Records from a data collection
##############################
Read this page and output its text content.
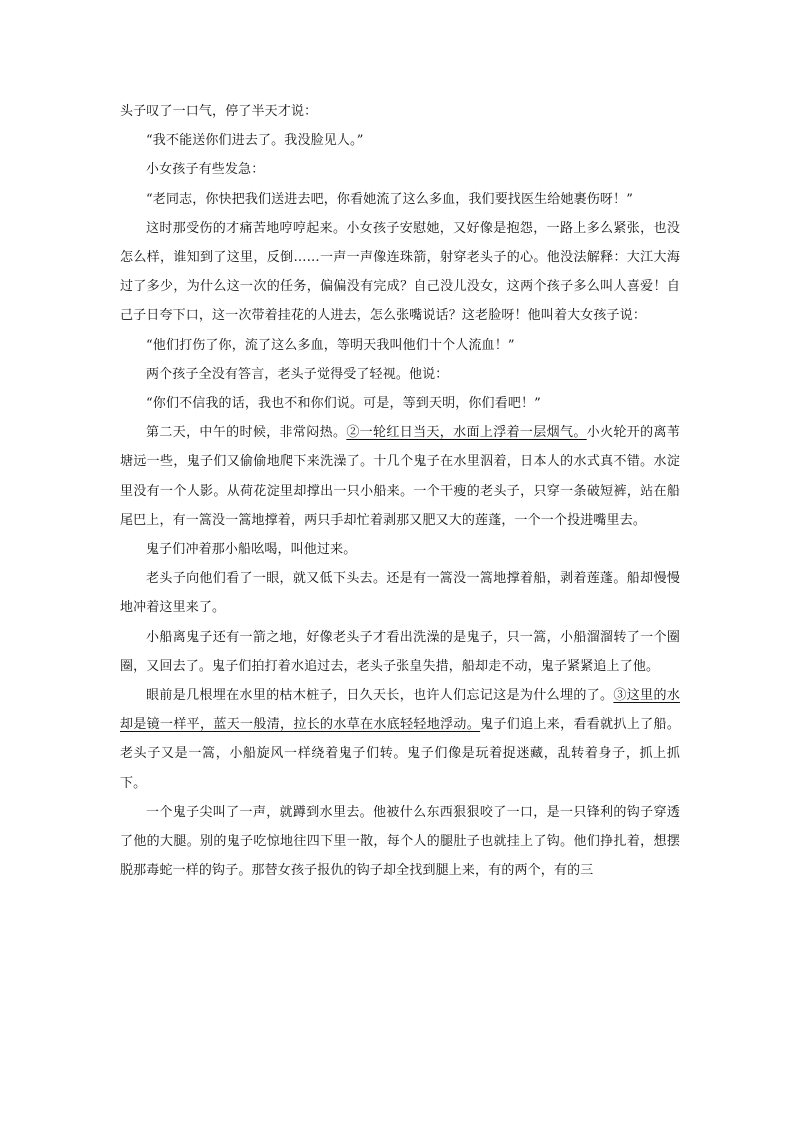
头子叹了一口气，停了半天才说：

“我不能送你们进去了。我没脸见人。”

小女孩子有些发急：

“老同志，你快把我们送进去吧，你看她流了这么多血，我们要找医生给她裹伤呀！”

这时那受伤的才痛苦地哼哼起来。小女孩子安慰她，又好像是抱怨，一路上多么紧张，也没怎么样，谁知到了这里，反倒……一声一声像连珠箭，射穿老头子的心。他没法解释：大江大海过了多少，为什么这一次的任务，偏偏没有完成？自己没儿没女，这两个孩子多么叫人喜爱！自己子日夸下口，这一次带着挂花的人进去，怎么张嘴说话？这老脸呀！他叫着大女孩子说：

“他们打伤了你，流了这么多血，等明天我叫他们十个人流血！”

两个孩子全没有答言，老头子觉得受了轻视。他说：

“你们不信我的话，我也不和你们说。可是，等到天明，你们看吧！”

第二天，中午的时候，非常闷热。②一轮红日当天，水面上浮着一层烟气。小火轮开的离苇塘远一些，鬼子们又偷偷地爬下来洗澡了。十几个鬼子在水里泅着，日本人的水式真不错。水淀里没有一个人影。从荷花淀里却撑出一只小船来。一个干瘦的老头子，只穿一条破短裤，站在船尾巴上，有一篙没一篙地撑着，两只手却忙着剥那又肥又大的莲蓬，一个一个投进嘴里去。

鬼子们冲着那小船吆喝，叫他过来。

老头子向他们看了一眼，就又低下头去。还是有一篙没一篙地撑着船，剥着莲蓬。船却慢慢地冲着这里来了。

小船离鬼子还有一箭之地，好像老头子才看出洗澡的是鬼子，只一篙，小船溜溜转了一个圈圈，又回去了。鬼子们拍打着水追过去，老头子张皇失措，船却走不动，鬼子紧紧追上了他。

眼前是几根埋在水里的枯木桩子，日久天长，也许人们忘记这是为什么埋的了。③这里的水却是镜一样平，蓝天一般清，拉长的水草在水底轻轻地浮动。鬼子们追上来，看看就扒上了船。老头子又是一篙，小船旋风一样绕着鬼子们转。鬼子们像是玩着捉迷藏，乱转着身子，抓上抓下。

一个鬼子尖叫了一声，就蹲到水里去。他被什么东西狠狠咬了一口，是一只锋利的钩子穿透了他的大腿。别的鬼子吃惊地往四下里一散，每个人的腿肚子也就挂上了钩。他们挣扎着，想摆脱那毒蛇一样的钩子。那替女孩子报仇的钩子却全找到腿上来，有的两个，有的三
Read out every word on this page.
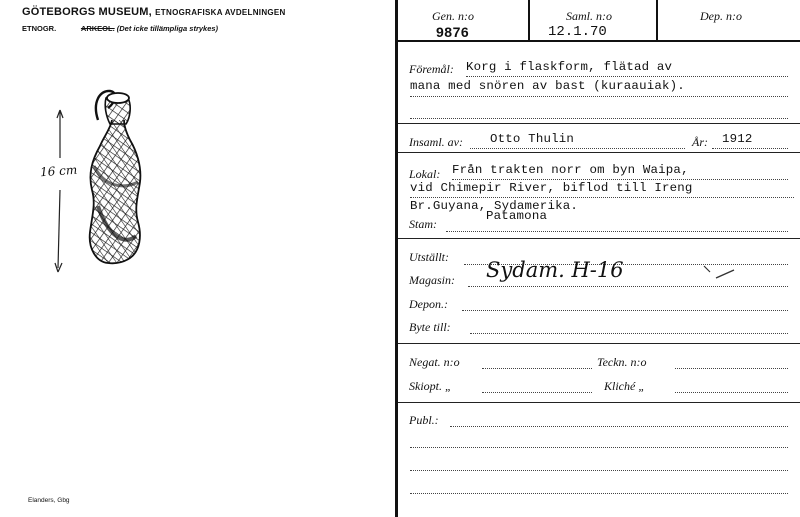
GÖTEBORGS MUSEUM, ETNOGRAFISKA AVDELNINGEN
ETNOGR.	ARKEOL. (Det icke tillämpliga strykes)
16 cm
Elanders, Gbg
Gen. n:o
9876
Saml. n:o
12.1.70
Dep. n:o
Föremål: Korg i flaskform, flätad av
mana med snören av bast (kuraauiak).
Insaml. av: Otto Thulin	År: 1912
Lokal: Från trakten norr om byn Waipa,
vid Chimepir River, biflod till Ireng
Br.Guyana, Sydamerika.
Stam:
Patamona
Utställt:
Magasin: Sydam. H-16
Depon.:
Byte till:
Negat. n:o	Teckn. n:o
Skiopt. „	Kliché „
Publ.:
##############################
### TASK DESCRIPTION:
State the number of lines in the data that include the string "this", and add nothing else.

### TASK OUTPUT:
2